**課題 1:** 抜粋文によると、本戦初日のメインステージで最初に行われるSKYLINEのショーは何時に始まりますか。

いよいよWacken Open Airの本戦初日となる3日。この日はメインステージ一番初めのSKYLINEのショーが15時から。
だから12時くらいまで爆睡しよう!と言っていたものの、朝7時には周りのテントから大音量のメタルが、バーベキューの音が、笑い声が……。
結構な大人数で来ている人も多く、10人くらいのおじさんの集団が朝食を囲みながらFire From The GodsやHatebreedを流している空間が個人的に最高だった。

それから隣の大きなテントには男女6人組。結構若い人達のグループやデスコア/メタルコアキッズに出会う。毎日シャトルバスで見かけたお兄さんもThy Art Is Murderのマーチを必ず身に着けていて、こんなメタルの聖地のような場所でもデスコアキッズに会えたことが嬉しかった。ヨーロッパで絶大な人気を誇るオージーメタルコアParkway Driveのマーチは勿論、デカいパッチをデニムジャケットに貼りつけた完全なるParkway Drive戦士が何人も居た事にも結構テンションが上がる。同行していたGiruちゃんも「本当だ~、Parkway Drive結構見るね」と驚いていた様子。ちなみにこの年のWackenにParkway Driveは出演していない、それでもかなりの確率でロゴやマーチを見かけたことに驚いた。

準備をして昼前にはインフィールドへ。

**要素の位置データ:**
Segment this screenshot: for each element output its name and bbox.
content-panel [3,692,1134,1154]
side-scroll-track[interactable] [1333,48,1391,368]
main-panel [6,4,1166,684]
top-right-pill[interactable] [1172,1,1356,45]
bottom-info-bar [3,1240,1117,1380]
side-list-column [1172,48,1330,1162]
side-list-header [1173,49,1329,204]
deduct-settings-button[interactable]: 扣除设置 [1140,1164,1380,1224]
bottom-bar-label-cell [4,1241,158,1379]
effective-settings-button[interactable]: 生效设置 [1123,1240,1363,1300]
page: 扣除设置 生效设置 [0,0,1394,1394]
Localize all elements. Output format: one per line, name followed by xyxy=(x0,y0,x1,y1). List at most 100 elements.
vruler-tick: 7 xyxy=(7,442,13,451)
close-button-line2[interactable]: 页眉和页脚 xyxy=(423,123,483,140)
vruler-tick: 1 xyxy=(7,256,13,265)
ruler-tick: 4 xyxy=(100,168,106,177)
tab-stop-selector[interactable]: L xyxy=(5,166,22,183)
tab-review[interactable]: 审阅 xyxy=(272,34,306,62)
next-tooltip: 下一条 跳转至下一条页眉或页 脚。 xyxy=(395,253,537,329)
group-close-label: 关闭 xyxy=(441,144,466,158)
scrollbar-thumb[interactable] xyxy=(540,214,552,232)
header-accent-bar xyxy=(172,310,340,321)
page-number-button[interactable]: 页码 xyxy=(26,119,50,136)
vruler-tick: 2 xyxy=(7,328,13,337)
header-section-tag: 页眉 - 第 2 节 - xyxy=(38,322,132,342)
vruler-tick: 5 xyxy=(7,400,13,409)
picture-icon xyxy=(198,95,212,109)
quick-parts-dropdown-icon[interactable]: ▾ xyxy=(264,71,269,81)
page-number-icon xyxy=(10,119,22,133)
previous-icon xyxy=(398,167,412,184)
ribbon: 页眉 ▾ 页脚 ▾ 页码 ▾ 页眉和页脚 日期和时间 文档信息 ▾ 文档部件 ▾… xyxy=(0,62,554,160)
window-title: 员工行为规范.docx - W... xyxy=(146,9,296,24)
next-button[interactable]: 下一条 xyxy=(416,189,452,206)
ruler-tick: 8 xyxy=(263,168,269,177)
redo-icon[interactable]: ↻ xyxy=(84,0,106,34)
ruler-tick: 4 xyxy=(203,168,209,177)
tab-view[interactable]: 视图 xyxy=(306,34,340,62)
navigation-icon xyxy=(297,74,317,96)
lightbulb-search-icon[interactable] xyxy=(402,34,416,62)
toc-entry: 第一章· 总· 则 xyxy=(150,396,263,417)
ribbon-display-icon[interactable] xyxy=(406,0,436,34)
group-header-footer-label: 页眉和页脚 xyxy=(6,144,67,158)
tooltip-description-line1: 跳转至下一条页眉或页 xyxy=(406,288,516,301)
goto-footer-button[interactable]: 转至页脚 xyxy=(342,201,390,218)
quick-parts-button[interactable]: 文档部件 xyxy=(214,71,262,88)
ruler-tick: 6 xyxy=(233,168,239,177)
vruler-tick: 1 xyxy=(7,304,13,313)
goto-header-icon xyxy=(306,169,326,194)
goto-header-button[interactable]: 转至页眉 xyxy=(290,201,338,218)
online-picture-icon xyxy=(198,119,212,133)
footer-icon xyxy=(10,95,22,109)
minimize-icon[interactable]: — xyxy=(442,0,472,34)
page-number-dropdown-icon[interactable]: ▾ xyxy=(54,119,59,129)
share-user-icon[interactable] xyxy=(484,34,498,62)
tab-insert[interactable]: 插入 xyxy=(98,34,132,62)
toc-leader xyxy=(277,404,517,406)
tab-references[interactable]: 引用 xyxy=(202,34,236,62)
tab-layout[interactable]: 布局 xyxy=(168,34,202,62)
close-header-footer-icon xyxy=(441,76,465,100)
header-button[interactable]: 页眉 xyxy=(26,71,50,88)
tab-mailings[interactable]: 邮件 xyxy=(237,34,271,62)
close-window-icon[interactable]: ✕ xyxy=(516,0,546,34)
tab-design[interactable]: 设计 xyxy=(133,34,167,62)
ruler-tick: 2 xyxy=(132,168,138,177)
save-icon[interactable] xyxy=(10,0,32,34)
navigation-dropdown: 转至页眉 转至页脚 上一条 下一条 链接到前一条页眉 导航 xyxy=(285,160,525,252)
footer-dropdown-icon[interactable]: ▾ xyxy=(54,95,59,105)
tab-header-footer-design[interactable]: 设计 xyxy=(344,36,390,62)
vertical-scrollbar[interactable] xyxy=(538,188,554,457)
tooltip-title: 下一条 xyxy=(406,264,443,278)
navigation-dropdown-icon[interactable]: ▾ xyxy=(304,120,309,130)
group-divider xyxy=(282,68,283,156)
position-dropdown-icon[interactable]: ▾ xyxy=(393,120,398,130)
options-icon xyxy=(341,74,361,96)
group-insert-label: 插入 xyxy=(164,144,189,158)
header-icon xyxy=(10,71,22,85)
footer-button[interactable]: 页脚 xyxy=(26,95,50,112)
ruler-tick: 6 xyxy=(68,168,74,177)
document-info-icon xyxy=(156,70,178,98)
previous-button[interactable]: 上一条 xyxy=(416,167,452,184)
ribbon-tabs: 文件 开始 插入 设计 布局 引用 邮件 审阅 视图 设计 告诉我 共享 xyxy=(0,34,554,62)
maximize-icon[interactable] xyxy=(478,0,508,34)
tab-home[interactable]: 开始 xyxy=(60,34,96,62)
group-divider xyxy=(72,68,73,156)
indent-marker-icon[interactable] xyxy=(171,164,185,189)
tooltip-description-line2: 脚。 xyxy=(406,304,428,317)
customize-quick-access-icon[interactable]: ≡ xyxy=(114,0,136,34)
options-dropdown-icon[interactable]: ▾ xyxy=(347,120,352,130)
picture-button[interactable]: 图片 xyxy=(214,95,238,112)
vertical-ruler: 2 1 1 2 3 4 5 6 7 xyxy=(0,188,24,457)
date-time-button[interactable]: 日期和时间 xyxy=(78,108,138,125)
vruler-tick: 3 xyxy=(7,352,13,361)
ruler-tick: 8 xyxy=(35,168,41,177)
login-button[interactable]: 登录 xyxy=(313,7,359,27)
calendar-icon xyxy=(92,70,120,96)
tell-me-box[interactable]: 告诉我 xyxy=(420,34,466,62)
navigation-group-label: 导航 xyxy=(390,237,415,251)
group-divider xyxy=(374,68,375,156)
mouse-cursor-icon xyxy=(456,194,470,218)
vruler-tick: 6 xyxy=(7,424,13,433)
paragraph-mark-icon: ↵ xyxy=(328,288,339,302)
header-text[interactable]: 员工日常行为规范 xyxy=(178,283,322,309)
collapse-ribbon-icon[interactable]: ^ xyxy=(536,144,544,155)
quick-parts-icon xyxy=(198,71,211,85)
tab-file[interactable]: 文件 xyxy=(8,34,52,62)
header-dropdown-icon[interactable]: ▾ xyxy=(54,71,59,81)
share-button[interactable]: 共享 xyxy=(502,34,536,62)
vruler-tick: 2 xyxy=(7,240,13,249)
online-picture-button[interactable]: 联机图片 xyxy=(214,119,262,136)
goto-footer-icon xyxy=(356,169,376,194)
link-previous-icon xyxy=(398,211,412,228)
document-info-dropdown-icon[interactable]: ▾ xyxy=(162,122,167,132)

**課題 2:** 上記のエントリから、文字列「bottom」を含む行をすべて書き出してください。大文字と小文字は区別して扱ってください。

**想定解答 1:** 15時からです。

**想定解答 2:**
bottom-info-bar [3,1240,1117,1380]
bottom-bar-label-cell [4,1241,158,1379]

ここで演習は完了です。